- **DATA SHOWN**:
--- start ---
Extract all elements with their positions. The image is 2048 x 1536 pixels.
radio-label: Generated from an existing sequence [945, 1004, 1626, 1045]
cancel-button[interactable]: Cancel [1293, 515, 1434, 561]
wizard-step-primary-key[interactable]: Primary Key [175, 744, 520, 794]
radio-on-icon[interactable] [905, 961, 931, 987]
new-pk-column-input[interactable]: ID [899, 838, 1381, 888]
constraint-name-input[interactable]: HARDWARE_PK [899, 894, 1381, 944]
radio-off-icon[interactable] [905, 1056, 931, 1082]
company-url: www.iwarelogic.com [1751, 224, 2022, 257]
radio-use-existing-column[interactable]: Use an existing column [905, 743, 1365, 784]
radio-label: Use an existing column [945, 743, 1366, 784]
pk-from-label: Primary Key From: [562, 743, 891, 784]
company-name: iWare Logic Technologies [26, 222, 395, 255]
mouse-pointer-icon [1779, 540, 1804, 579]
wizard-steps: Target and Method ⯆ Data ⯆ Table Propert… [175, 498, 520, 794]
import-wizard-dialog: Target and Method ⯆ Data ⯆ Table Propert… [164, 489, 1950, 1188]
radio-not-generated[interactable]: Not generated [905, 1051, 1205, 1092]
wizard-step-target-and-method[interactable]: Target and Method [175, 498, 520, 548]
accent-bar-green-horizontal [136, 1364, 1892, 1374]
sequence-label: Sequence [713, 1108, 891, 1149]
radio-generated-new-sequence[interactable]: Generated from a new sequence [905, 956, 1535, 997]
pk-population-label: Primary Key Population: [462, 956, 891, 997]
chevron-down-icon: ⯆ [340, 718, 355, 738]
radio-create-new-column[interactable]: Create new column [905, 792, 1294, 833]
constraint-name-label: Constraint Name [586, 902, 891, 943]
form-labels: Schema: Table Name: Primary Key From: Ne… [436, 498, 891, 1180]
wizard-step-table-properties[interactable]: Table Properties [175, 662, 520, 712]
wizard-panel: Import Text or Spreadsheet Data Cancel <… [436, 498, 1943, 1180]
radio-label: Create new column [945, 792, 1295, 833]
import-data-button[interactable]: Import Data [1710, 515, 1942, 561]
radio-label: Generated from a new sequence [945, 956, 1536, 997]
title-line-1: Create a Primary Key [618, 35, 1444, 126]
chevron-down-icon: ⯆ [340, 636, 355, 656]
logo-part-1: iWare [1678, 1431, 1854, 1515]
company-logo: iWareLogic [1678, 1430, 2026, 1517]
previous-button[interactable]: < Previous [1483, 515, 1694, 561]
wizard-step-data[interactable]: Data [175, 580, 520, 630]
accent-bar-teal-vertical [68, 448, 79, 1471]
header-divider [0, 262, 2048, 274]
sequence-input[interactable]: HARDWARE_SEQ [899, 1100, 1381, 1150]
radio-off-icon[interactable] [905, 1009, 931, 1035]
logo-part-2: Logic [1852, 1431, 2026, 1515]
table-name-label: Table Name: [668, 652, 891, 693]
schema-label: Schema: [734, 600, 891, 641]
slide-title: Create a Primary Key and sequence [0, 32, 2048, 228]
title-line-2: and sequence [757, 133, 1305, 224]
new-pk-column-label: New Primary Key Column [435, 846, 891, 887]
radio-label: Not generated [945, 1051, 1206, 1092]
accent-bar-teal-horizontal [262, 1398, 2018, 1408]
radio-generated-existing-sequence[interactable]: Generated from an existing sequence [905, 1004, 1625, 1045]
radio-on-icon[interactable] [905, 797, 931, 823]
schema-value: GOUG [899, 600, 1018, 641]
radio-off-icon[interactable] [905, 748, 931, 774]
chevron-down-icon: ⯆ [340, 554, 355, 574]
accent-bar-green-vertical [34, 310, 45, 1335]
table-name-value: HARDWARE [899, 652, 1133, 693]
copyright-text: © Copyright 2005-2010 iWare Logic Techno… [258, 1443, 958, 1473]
--- end ---
- **TASK TO CARRY OUT**:
Gather every line in the material above that contains the word "value". Case counts.

- **SOLUTION FOR THIS PROBLEM**:
schema-value: GOUG [899, 600, 1018, 641]
table-name-value: HARDWARE [899, 652, 1133, 693]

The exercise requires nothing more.